- _Texto fornecido_:
2.5 out of 5.0 stars
Anotação em 2009: Eis aqui um bom western feito num tempo em que se fazem cada vez menos westerns. Tem algumas cenas de extrema violência e poucos diálogos; nos poucos diálogos, no entanto, há muitas considerações filosóficas.
Este filme tem duas características fortes, acho. A primeira é a trilha sonora – do inglês Harry Gregson-Williams -, presente a maior parte do tempo do filme, e bem marcante, que parece mais apropriada a um thriller, a um filme de suspense, que a um western.
E isso não é à toa, de forma alguma. Porque (e esta foi a que me pareceu a segunda característica marcante deste À Procura de Vingança), o filme do diretor e co-roteirista David Von Ancken tem um tom de suspense: na maior parte dos 115 minutos de duração, o espectador não sabe por que motivo está acontecendo tudo aquilo que ele está vendo na tela.

- _Complete o seguinte_:
A) Segundo a resenha sobre o western À Procura de Vingança, quem compôs a trilha sonora do filme?
B) Diga se cada afirmação concorda com a resenha sobre o western À Procura de Vingança, respondendo sim ou não e citando as palavras decisivas do texto: (i) o filme tem muitos diálogos; (ii) o filme dura 115 minutos; (iii) a trilha sonora parece mais apropriada a um western do que a um thriller.
C) Escreva a continuação da resenha sobre o western À Procura de Vingança a partir do ponto em que ela termina.

- _Dados fornecidos_:
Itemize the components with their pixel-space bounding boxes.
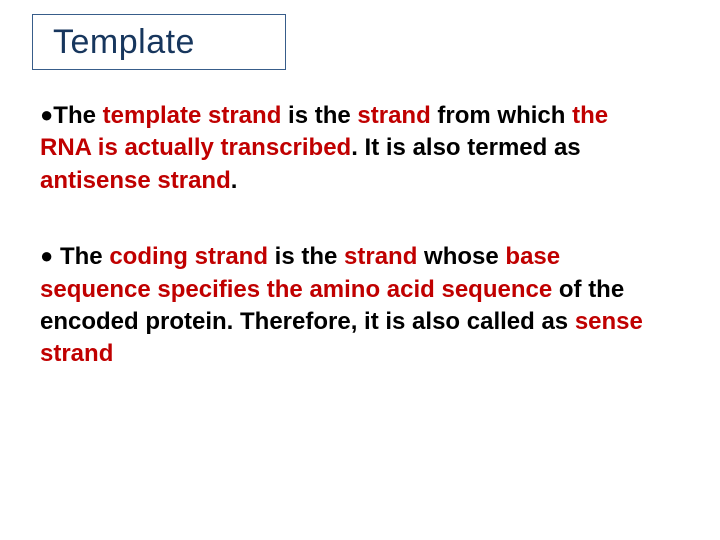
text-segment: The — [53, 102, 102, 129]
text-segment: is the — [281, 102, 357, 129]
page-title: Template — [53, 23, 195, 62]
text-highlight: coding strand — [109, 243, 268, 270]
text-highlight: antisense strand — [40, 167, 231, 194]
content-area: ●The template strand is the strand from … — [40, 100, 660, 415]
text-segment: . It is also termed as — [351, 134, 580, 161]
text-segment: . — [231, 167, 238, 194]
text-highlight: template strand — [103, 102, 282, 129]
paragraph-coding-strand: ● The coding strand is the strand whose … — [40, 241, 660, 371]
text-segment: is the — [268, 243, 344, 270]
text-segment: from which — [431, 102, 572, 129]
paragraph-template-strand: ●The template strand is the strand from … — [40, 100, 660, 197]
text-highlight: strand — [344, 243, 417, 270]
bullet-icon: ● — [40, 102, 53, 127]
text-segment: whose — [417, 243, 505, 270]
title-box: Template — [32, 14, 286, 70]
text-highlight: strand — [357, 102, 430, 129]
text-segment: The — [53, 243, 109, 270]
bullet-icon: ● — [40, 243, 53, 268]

- _Resultados por tarefa_:
A) O inglês Harry Gregson-Williams.

B)
(i) Não: "Tem algumas cenas de extrema violência e poucos diálogos".
(ii) Sim: "na maior parte dos 115 minutos de duração".
(iii) Não: "parece mais apropriada a um thriller, a um filme de suspense, que a um western".

C)
O que o espectador está vendo na tela é uma perseguição, uma caçada humana. Logo na abertura, depois que um letreiro informa que estamos em 1868, na montanha Rubin (sabe-se lá onde isso fica, mas seguramente é bem no Norte dos Estados Unidos, algo tipo Montana, porque a paisagem é de um inverno extremamente rigoroso), o personagem interpretado por Liam Neeson atira, bem de longe, no interpretado por Pierce Brosnan. Saberemos bem depois que o homem que recebeu o tiro se chama Gideon; o que atirou se chama Carver.
Um parênteses: interessante um western americano estrelado por um irlandês do Ulster (Neeson) e um irlandês da República da Irlanda (Brosnan).
Outro parênteses: quando, bem na abertura, apareceu a data da ação, 1868, comentei com Mary que era mais ou menos a época da Guerra Civil americana – não sabia se pouco antes, pouco depois, ou durante. Quem for melhor em História e em datas do que eu saberá ao certo; nós só ficaríamos sabendo disso quase no final do filme. Porque, sim, esse detalhe tem importância na história, conforme o espectador só ficará sabendo a uns 15 minutos do fim.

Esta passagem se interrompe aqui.